### [SUPPLIED DATA]

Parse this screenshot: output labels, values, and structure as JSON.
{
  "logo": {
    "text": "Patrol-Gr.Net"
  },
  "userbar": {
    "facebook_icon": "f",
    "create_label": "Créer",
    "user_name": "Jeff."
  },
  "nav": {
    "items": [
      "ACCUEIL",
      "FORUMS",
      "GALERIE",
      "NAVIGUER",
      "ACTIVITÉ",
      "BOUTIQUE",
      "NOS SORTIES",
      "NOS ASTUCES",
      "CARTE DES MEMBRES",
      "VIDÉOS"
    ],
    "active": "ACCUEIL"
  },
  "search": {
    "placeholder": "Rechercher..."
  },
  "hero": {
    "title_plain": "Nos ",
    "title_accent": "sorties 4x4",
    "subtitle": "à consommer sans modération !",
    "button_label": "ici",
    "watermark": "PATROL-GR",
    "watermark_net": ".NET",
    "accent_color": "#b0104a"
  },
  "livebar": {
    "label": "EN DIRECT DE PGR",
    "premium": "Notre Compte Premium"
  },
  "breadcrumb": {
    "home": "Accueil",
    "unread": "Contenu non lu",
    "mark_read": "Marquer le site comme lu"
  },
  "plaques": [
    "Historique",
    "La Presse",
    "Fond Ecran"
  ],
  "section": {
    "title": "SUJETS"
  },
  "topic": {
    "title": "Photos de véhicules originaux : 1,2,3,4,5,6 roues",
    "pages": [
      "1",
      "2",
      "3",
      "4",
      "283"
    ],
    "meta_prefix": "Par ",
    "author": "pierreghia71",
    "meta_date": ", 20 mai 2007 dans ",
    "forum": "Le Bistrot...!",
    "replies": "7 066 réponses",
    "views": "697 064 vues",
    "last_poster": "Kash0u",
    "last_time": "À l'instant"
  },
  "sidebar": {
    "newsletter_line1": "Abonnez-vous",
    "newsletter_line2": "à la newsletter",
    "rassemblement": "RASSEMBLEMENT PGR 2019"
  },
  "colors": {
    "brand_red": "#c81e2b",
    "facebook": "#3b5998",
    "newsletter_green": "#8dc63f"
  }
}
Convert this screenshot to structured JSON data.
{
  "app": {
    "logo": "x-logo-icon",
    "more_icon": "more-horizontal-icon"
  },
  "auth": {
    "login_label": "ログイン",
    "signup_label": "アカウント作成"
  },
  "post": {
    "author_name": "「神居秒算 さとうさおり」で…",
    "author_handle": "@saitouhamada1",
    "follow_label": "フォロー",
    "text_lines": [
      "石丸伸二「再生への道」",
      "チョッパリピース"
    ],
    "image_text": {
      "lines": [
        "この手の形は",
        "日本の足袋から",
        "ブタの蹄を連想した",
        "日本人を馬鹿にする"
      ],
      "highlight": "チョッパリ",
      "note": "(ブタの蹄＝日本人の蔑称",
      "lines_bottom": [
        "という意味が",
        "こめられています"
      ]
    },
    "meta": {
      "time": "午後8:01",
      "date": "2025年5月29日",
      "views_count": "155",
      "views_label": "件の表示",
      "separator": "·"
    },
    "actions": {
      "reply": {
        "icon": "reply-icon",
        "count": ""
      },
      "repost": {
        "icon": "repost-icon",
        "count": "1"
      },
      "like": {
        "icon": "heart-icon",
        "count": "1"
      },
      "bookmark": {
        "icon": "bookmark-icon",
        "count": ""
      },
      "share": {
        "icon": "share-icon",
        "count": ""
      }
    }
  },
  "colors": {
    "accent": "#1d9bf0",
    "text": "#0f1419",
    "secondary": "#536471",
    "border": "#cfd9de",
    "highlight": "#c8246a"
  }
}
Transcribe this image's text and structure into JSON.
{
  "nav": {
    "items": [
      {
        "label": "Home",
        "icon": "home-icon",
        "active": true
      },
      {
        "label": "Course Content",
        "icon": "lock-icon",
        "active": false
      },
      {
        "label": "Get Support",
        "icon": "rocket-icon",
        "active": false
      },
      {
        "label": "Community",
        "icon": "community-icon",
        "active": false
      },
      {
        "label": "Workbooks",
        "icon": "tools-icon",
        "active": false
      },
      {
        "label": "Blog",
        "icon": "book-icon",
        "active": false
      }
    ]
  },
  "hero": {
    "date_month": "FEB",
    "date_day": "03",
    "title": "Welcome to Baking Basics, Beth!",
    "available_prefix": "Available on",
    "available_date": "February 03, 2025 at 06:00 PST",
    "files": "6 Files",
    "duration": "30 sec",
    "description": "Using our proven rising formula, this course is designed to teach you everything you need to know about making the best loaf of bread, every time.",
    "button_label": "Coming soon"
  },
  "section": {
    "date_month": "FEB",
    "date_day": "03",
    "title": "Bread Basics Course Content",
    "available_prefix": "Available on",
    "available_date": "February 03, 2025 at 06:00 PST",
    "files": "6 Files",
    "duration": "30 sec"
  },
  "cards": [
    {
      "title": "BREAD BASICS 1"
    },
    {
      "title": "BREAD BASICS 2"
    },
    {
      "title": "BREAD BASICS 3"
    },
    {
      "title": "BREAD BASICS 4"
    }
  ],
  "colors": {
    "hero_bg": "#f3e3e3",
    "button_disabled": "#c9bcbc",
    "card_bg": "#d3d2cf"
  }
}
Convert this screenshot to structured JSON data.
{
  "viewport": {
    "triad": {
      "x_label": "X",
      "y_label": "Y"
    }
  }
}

### [THE TASK]
Copy all the records above precisely.

### [TASK RESPONSE]
Parse this screenshot: output labels, values, and structure as JSON.
{
  "logo": {
    "text": "Patrol-Gr.Net"
  },
  "userbar": {
    "facebook_icon": "f",
    "create_label": "Créer",
    "user_name": "Jeff."
  },
  "nav": {
    "items": [
      "ACCUEIL",
      "FORUMS",
      "GALERIE",
      "NAVIGUER",
      "ACTIVITÉ",
      "BOUTIQUE",
      "NOS SORTIES",
      "NOS ASTUCES",
      "CARTE DES MEMBRES",
      "VIDÉOS"
    ],
    "active": "ACCUEIL"
  },
  "search": {
    "placeholder": "Rechercher..."
  },
  "hero": {
    "title_plain": "Nos ",
    "title_accent": "sorties 4x4",
    "subtitle": "à consommer sans modération !",
    "button_label": "ici",
    "watermark": "PATROL-GR",
    "watermark_net": ".NET",
    "accent_color": "#b0104a"
  },
  "livebar": {
    "label": "EN DIRECT DE PGR",
    "premium": "Notre Compte Premium"
  },
  "breadcrumb": {
    "home": "Accueil",
    "unread": "Contenu non lu",
    "mark_read": "Marquer le site comme lu"
  },
  "plaques": [
    "Historique",
    "La Presse",
    "Fond Ecran"
  ],
  "section": {
    "title": "SUJETS"
  },
  "topic": {
    "title": "Photos de véhicules originaux : 1,2,3,4,5,6 roues",
    "pages": [
      "1",
      "2",
      "3",
      "4",
      "283"
    ],
    "meta_prefix": "Par ",
    "author": "pierreghia71",
    "meta_date": ", 20 mai 2007 dans ",
    "forum": "Le Bistrot...!",
    "replies": "7 066 réponses",
    "views": "697 064 vues",
    "last_poster": "Kash0u",
    "last_time": "À l'instant"
  },
  "sidebar": {
    "newsletter_line1": "Abonnez-vous",
    "newsletter_line2": "à la newsletter",
    "rassemblement": "RASSEMBLEMENT PGR 2019"
  },
  "colors": {
    "brand_red": "#c81e2b",
    "facebook": "#3b5998",
    "newsletter_green": "#8dc63f"
  }
}
Convert this screenshot to structured JSON data.
{
  "app": {
    "logo": "x-logo-icon",
    "more_icon": "more-horizontal-icon"
  },
  "auth": {
    "login_label": "ログイン",
    "signup_label": "アカウント作成"
  },
  "post": {
    "author_name": "「神居秒算 さとうさおり」で…",
    "author_handle": "@saitouhamada1",
    "follow_label": "フォロー",
    "text_lines": [
      "石丸伸二「再生への道」",
      "チョッパリピース"
    ],
    "image_text": {
      "lines": [
        "この手の形は",
        "日本の足袋から",
        "ブタの蹄を連想した",
        "日本人を馬鹿にする"
      ],
      "highlight": "チョッパリ",
      "note": "(ブタの蹄＝日本人の蔑称",
      "lines_bottom": [
        "という意味が",
        "こめられています"
      ]
    },
    "meta": {
      "time": "午後8:01",
      "date": "2025年5月29日",
      "views_count": "155",
      "views_label": "件の表示",
      "separator": "·"
    },
    "actions": {
      "reply": {
        "icon": "reply-icon",
        "count": ""
      },
      "repost": {
        "icon": "repost-icon",
        "count": "1"
      },
      "like": {
        "icon": "heart-icon",
        "count": "1"
      },
      "bookmark": {
        "icon": "bookmark-icon",
        "count": ""
      },
      "share": {
        "icon": "share-icon",
        "count": ""
      }
    }
  },
  "colors": {
    "accent": "#1d9bf0",
    "text": "#0f1419",
    "secondary": "#536471",
    "border": "#cfd9de",
    "highlight": "#c8246a"
  }
}
Transcribe this image's text and structure into JSON.
{
  "nav": {
    "items": [
      {
        "label": "Home",
        "icon": "home-icon",
        "active": true
      },
      {
        "label": "Course Content",
        "icon": "lock-icon",
        "active": false
      },
      {
        "label": "Get Support",
        "icon": "rocket-icon",
        "active": false
      },
      {
        "label": "Community",
        "icon": "community-icon",
        "active": false
      },
      {
        "label": "Workbooks",
        "icon": "tools-icon",
        "active": false
      },
      {
        "label": "Blog",
        "icon": "book-icon",
        "active": false
      }
    ]
  },
  "hero": {
    "date_month": "FEB",
    "date_day": "03",
    "title": "Welcome to Baking Basics, Beth!",
    "available_prefix": "Available on",
    "available_date": "February 03, 2025 at 06:00 PST",
    "files": "6 Files",
    "duration": "30 sec",
    "description": "Using our proven rising formula, this course is designed to teach you everything you need to know about making the best loaf of bread, every time.",
    "button_label": "Coming soon"
  },
  "section": {
    "date_month": "FEB",
    "date_day": "03",
    "title": "Bread Basics Course Content",
    "available_prefix": "Available on",
    "available_date": "February 03, 2025 at 06:00 PST",
    "files": "6 Files",
    "duration": "30 sec"
  },
  "cards": [
    {
      "title": "BREAD BASICS 1"
    },
    {
      "title": "BREAD BASICS 2"
    },
    {
      "title": "BREAD BASICS 3"
    },
    {
      "title": "BREAD BASICS 4"
    }
  ],
  "colors": {
    "hero_bg": "#f3e3e3",
    "button_disabled": "#c9bcbc",
    "card_bg": "#d3d2cf"
  }
}
Convert this screenshot to structured JSON data.
{
  "viewport": {
    "triad": {
      "x_label": "X",
      "y_label": "Y"
    }
  }
}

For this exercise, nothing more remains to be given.